Attività → Secondo il testo della pagina, quale libro di Fabio Bartolomei è stato terminato la sera prima?

Testo della pagina →
····················

VRRRRR, il nastro gira.
Un caffè scoppiettante nella moka, una giornata di fine estate, fresca, limpida nei panorami del monte di Gabicce sulla spiaggia di Rimini e il Monte San Vicino da Montemarciano, nelle Marche.
Lo schermo di un computer e ancora la sensazione sul fondoschiena di mio babbo che mi carica sulla canna della bicicletta tra le vie vecchie e nuove di Marina centro, ‘che perdo il treno e sono in ritardo, in questa immagine così retrò: da quanto non vi capita di vedere andare in giro qualcuno sulla canna di una bicicletta? Anche solo a scriverla sembra un’immagine in bianco e nero alla Don Camillo.
Sotto quel portico, in onde invisibili, risuona ancora quel “Ma poi lo leggi!” con l’accento romagnolo. È lontanissimo, nessuno può sentirlo, rimarrà un’eco nelle mie orecchie, e quando anche io non ci sarò più, sarà qualcosa tra le tantissime cose che sono state dette, pronunciate, pasciute nel vento e nell’aria, perse, mai sapute in memorie finite.
Ci volevo scrivere un fumetto su questo: un luogo, una moltitudine di persone che vi passano, una moltitudine di storie che si intrecciano e si sfiorano senza conoscersi mai; anche solo nel dire di dover andare al mercato perché manca la frutta, o il parlare di lavoro, o nel mentre di una telefonata, il darsi appuntamento, decidere il ristorante per la sera. Mi ha sempre affascinato il tempo, quello che scorre e che non torna più, quello che se stai facendo qualcosa, ci sono milioni di persone che nello stesso istante fanno altro: chi muore persino.
Mi uccide questa cosa. Mi toglie totalmente il respiro, quando si produce quel sibilo in gola, e l’aria non va e viene dai polmoni. Mi uccide. E mi affascina. A modo mio poi, è quello che ho sempre cercato di fare nei fumetti: racchiudere momenti, mettere STOP o in PAUSA, conservarli tra le pagine, immortali, dare loro la giusta dimensione e il giusto peso, nei ricordi poi, quelli che restano.
Ieri sera, prima di addormentarmi ho appena terminato un libro di Fabio Bartolomei, We are family, che mi ha lasciato un po’ così, amareggiata, rattristata, per la vita, per le scelte, le persone che amiamo e che come tutti, anche se ci sembra inaccettabile, se ne andranno. Il prossimo è proprio quello comprato in quella libreria, sotto quel portico.

····················

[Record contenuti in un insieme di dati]

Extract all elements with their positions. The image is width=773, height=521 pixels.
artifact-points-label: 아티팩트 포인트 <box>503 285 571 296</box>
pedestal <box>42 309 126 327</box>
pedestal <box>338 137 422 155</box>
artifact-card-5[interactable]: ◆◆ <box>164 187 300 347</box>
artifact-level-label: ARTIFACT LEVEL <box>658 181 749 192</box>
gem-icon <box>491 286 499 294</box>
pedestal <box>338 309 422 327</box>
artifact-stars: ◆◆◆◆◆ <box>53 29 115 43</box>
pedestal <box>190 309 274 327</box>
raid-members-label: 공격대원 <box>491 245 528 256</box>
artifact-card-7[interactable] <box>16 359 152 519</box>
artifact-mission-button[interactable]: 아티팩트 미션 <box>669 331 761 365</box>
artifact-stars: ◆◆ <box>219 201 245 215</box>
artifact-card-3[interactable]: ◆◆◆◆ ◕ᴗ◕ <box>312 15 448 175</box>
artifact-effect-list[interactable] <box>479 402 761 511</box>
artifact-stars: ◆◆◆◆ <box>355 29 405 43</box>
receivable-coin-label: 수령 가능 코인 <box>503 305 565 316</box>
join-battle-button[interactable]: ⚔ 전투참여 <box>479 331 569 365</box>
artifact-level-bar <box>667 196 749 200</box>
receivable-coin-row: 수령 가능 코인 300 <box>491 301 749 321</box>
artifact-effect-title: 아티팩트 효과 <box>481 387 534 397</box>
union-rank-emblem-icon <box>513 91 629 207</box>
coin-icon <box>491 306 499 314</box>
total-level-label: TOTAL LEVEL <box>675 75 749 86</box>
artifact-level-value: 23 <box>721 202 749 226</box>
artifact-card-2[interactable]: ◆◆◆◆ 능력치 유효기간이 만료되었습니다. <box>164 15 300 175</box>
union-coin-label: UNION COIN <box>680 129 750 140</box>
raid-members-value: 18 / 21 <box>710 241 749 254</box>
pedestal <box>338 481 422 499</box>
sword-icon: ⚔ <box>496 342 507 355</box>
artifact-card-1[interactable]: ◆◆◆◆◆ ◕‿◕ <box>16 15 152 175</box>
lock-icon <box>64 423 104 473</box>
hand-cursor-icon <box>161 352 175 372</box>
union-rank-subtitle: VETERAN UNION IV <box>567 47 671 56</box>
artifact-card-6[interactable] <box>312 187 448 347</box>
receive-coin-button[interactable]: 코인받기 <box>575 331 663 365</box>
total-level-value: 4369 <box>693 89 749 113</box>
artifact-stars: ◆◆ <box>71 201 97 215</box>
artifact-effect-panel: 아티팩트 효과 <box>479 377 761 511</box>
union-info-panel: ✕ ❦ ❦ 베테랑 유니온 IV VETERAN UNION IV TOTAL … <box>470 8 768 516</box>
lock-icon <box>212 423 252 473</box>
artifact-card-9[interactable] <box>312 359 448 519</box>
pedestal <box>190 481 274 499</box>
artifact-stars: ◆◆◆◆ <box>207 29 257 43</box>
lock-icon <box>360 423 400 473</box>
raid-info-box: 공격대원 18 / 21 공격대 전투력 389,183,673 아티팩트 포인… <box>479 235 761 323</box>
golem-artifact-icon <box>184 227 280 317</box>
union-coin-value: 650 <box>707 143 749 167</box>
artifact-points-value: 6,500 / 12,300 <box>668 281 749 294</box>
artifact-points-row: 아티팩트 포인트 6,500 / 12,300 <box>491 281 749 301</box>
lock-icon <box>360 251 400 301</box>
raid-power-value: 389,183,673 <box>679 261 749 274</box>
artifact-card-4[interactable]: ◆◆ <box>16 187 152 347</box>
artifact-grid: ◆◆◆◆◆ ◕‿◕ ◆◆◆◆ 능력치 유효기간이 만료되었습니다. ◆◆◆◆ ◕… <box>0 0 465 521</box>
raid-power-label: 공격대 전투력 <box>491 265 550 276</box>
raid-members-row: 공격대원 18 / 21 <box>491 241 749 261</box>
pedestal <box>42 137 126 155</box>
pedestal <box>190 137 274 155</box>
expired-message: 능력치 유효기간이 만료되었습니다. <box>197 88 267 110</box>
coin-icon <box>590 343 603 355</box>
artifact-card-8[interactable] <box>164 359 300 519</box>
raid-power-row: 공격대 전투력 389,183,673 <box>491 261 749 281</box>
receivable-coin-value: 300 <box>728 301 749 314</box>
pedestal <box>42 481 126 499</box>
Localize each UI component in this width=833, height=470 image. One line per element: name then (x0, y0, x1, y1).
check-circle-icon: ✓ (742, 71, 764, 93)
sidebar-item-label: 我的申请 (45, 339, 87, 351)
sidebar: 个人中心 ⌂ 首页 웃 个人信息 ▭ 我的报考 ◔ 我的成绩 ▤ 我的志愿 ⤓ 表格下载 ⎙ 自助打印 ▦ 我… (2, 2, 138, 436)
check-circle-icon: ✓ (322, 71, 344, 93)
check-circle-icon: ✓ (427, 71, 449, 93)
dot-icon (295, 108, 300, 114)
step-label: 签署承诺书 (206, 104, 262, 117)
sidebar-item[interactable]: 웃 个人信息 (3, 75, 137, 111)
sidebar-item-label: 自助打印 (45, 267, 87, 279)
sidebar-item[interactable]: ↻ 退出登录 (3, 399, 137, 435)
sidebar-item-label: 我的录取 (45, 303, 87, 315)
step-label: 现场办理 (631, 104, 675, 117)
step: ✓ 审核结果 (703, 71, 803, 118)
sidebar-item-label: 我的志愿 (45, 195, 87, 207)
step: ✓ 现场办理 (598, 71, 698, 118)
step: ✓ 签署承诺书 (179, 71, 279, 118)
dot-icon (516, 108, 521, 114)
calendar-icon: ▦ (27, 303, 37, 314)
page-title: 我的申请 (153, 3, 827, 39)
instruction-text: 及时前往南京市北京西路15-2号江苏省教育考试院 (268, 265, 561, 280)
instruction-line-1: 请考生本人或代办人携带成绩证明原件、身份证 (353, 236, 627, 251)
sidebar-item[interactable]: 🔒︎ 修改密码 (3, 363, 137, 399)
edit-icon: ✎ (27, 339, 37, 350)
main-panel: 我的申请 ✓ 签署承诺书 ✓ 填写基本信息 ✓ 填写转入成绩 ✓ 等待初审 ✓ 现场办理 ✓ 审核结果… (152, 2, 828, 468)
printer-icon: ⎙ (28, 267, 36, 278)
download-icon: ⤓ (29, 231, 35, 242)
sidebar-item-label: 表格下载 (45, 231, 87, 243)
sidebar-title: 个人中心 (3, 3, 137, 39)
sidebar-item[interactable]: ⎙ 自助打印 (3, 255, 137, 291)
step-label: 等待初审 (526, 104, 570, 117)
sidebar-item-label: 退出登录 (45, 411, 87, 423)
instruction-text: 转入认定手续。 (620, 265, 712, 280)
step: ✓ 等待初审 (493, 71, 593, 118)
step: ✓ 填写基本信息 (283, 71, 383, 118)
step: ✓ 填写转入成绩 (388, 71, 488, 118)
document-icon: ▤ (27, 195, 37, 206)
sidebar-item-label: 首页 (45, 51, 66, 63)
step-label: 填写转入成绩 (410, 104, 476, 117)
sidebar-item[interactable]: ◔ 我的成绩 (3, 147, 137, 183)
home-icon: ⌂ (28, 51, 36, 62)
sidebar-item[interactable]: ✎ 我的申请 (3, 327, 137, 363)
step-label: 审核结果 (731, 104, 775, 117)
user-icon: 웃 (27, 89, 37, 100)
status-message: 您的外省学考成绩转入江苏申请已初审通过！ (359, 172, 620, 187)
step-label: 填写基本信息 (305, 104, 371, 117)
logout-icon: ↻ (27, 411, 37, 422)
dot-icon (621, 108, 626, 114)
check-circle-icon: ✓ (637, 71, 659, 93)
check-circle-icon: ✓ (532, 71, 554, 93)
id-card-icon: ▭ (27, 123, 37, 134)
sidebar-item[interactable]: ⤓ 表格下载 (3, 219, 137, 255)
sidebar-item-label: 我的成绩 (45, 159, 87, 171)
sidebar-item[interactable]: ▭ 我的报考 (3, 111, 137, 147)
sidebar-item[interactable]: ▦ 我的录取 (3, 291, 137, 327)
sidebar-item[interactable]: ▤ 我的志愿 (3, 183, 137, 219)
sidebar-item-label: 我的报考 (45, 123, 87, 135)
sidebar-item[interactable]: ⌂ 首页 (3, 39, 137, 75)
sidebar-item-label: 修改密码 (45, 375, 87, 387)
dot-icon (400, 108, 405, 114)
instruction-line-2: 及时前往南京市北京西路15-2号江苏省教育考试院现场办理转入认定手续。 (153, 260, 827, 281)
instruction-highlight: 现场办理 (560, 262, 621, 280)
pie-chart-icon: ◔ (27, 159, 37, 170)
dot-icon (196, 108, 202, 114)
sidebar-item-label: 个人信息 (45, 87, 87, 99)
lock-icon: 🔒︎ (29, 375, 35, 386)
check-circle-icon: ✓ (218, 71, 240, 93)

····················

Risposta → We are family.